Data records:
..........

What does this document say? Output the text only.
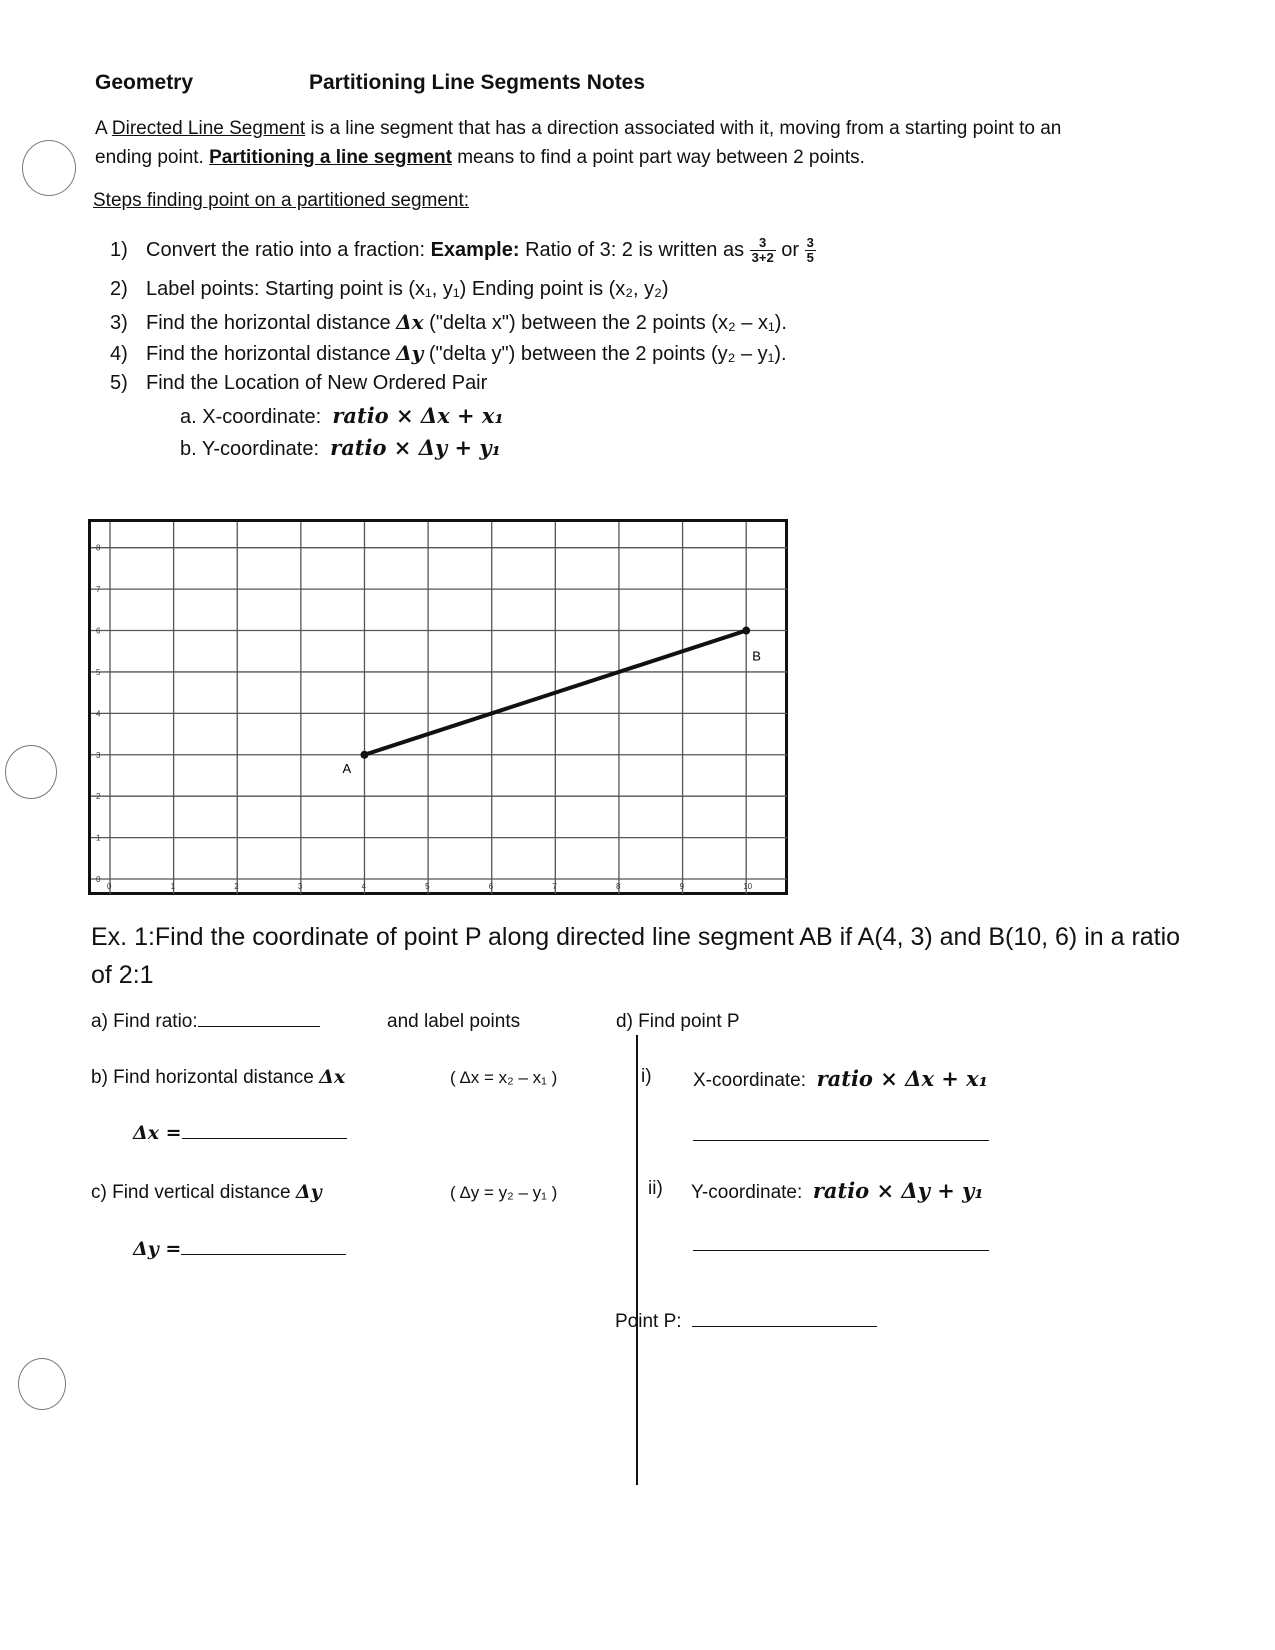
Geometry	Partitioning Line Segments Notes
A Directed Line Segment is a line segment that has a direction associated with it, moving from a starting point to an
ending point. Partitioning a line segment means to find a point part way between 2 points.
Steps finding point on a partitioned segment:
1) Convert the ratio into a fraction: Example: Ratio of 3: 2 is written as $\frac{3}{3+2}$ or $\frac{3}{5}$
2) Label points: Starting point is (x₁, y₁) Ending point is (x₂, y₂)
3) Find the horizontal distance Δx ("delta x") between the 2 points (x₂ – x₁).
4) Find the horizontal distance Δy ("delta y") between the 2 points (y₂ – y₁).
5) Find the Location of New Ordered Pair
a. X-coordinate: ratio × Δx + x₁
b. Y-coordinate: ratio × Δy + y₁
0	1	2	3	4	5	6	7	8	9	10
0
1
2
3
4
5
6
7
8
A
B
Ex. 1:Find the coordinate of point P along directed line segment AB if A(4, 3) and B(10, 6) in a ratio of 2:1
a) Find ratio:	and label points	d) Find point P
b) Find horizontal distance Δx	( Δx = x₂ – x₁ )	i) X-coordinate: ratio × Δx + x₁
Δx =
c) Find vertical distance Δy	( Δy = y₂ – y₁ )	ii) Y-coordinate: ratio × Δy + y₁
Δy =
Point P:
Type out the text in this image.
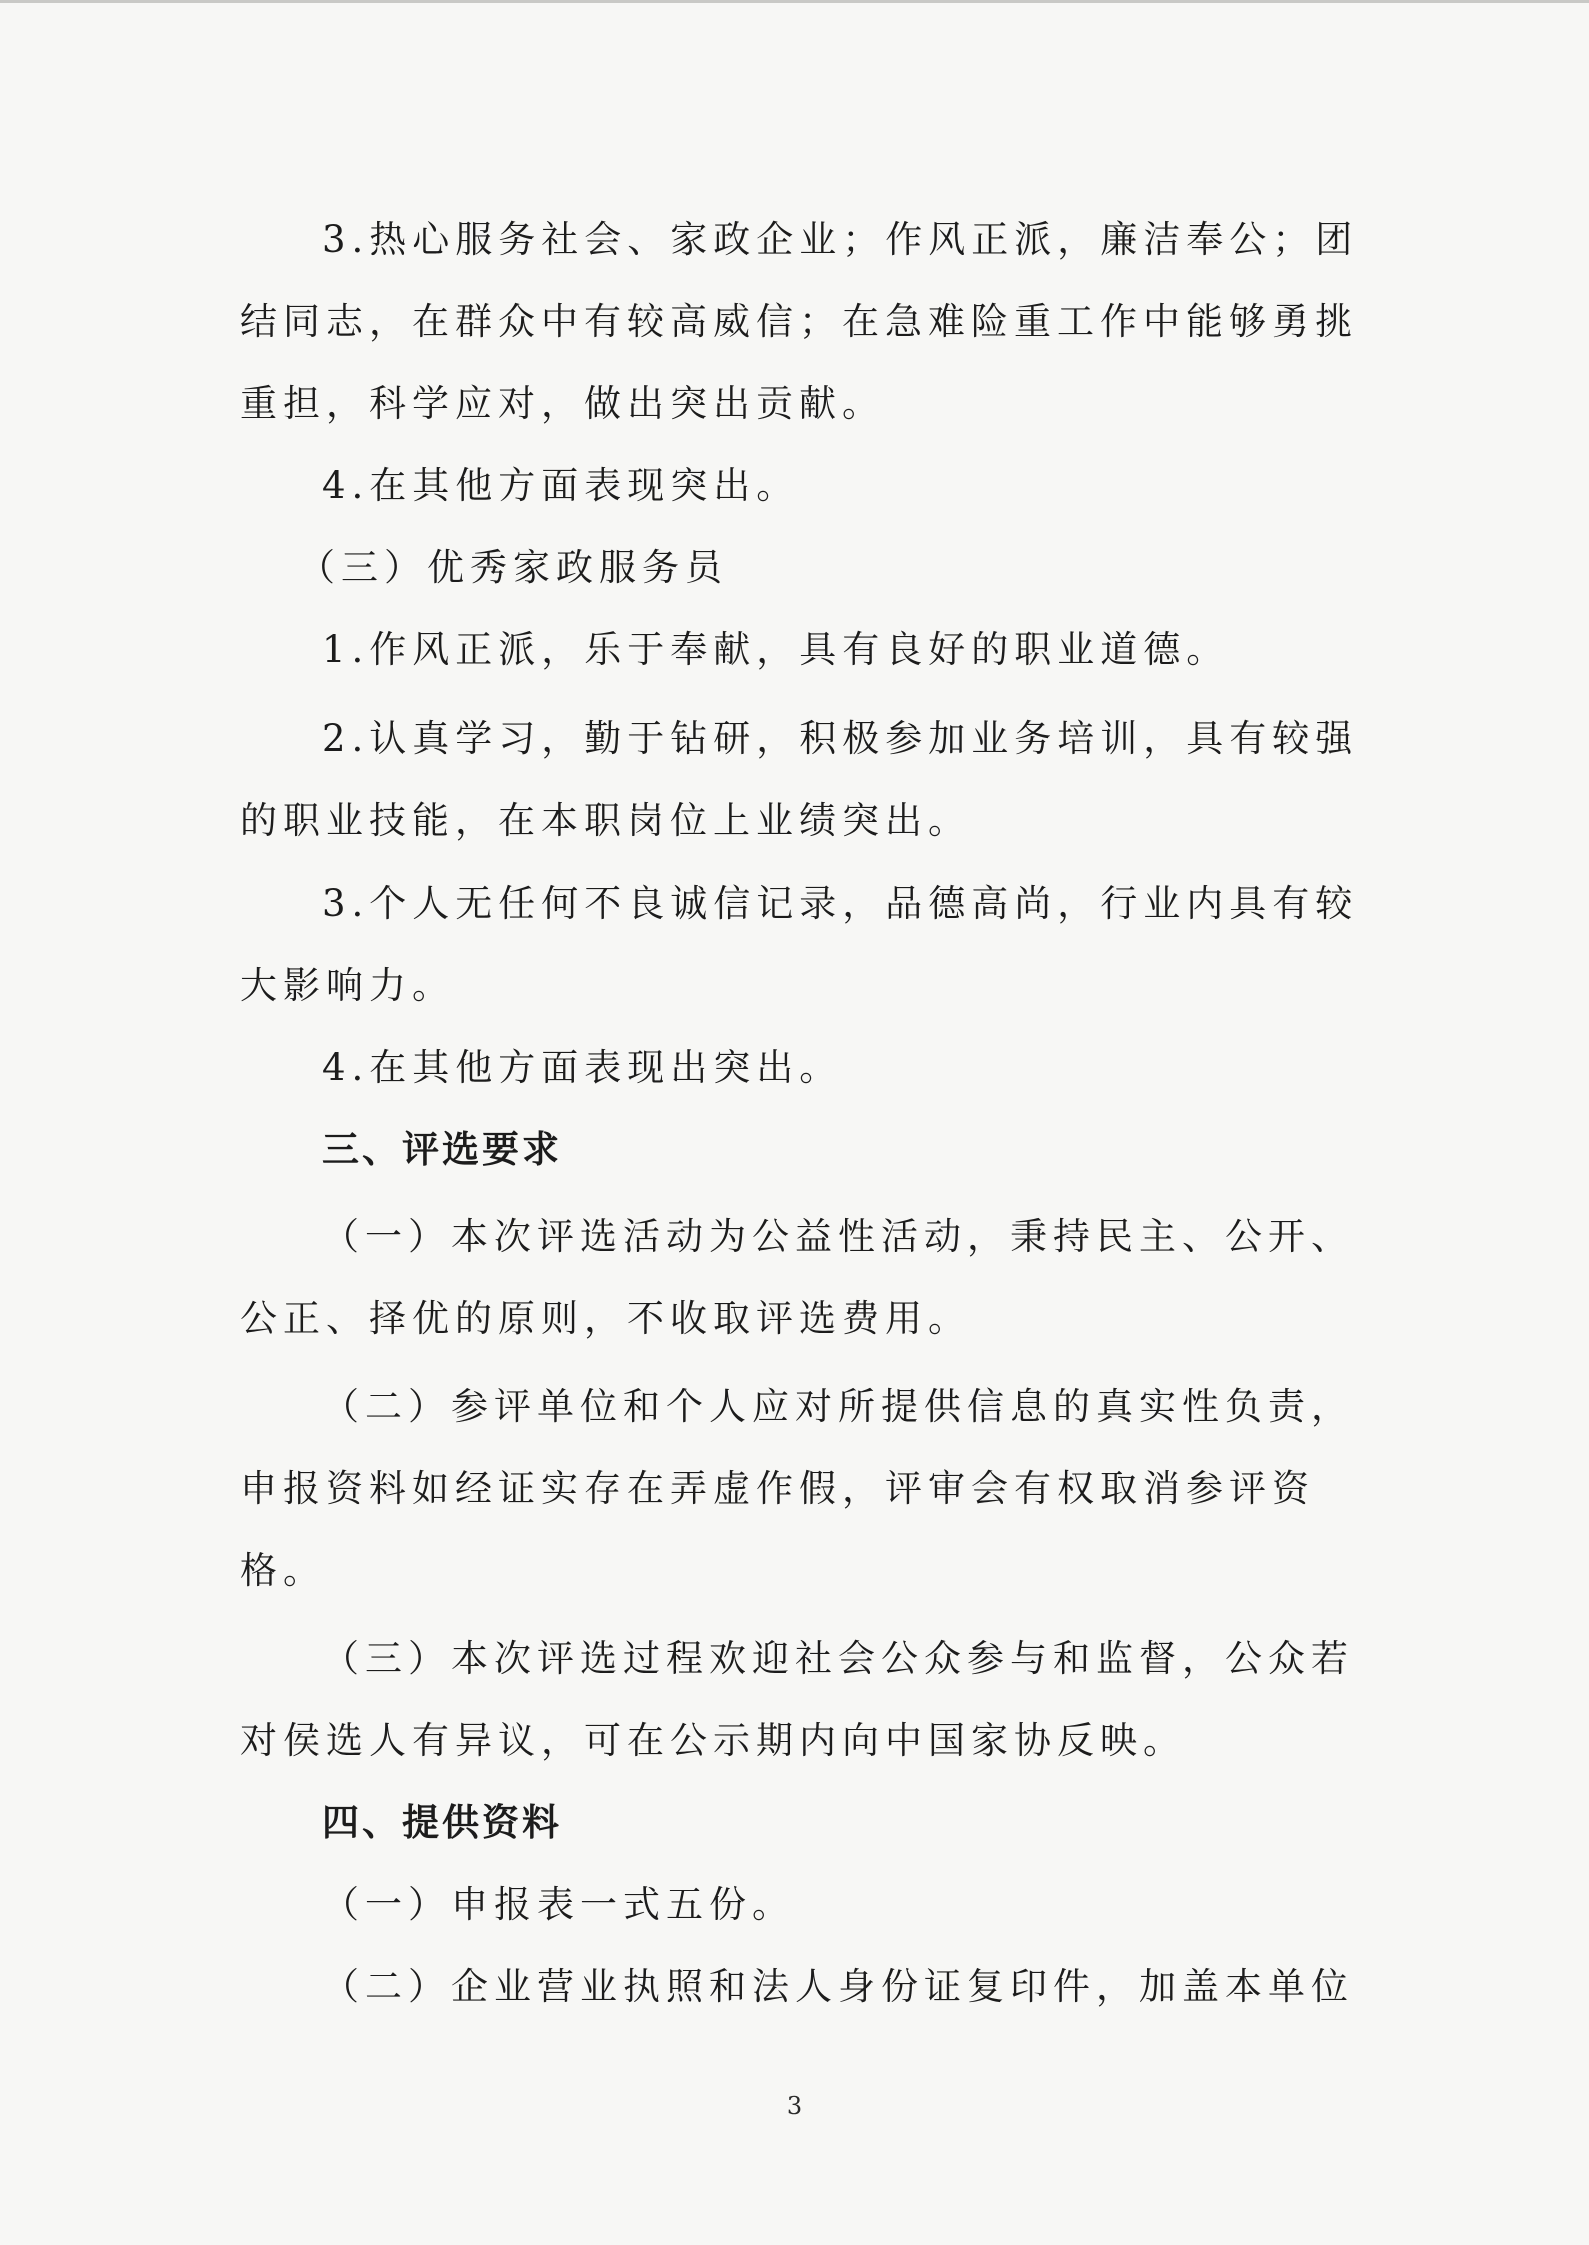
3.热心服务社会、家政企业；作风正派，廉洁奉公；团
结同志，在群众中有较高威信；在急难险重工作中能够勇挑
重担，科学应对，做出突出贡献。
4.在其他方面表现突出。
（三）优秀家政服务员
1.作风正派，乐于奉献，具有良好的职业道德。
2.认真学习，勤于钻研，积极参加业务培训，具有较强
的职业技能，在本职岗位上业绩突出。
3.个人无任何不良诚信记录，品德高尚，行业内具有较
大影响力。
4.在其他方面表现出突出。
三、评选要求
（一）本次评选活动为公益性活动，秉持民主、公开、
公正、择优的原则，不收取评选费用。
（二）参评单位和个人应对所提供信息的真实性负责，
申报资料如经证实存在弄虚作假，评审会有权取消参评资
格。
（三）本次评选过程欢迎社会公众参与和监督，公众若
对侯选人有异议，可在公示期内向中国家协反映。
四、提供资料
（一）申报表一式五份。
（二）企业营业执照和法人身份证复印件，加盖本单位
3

..........

> **WORK TO BE COMPLETED**
Quote the full listing above word for word; exclude every picture from the copy.

> **FINISHED EXERCISE**
What does this document say? Output the text only.
Geometry	Partitioning Line Segments Notes
A Directed Line Segment is a line segment that has a direction associated with it, moving from a starting point to an
ending point. Partitioning a line segment means to find a point part way between 2 points.
Steps finding point on a partitioned segment:
1) Convert the ratio into a fraction: Example: Ratio of 3: 2 is written as $\frac{3}{3+2}$ or $\frac{3}{5}$
2) Label points: Starting point is (x₁, y₁) Ending point is (x₂, y₂)
3) Find the horizontal distance Δx ("delta x") between the 2 points (x₂ – x₁).
4) Find the horizontal distance Δy ("delta y") between the 2 points (y₂ – y₁).
5) Find the Location of New Ordered Pair
a. X-coordinate: ratio × Δx + x₁
b. Y-coordinate: ratio × Δy + y₁
0	1	2	3	4	5	6	7	8	9	10
0
1
2
3
4
5
6
7
8
A
B
Ex. 1:Find the coordinate of point P along directed line segment AB if A(4, 3) and B(10, 6) in a ratio of 2:1
a) Find ratio:	and label points	d) Find point P
b) Find horizontal distance Δx	( Δx = x₂ – x₁ )	i) X-coordinate: ratio × Δx + x₁
Δx =
c) Find vertical distance Δy	( Δy = y₂ – y₁ )	ii) Y-coordinate: ratio × Δy + y₁
Δy =
Point P:
Type out the text in this image.
3.热心服务社会、家政企业；作风正派，廉洁奉公；团
结同志，在群众中有较高威信；在急难险重工作中能够勇挑
重担，科学应对，做出突出贡献。
4.在其他方面表现突出。
（三）优秀家政服务员
1.作风正派，乐于奉献，具有良好的职业道德。
2.认真学习，勤于钻研，积极参加业务培训，具有较强
的职业技能，在本职岗位上业绩突出。
3.个人无任何不良诚信记录，品德高尚，行业内具有较
大影响力。
4.在其他方面表现出突出。
三、评选要求
（一）本次评选活动为公益性活动，秉持民主、公开、
公正、择优的原则，不收取评选费用。
（二）参评单位和个人应对所提供信息的真实性负责，
申报资料如经证实存在弄虚作假，评审会有权取消参评资
格。
（三）本次评选过程欢迎社会公众参与和监督，公众若
对侯选人有异议，可在公示期内向中国家协反映。
四、提供资料
（一）申报表一式五份。
（二）企业营业执照和法人身份证复印件，加盖本单位
3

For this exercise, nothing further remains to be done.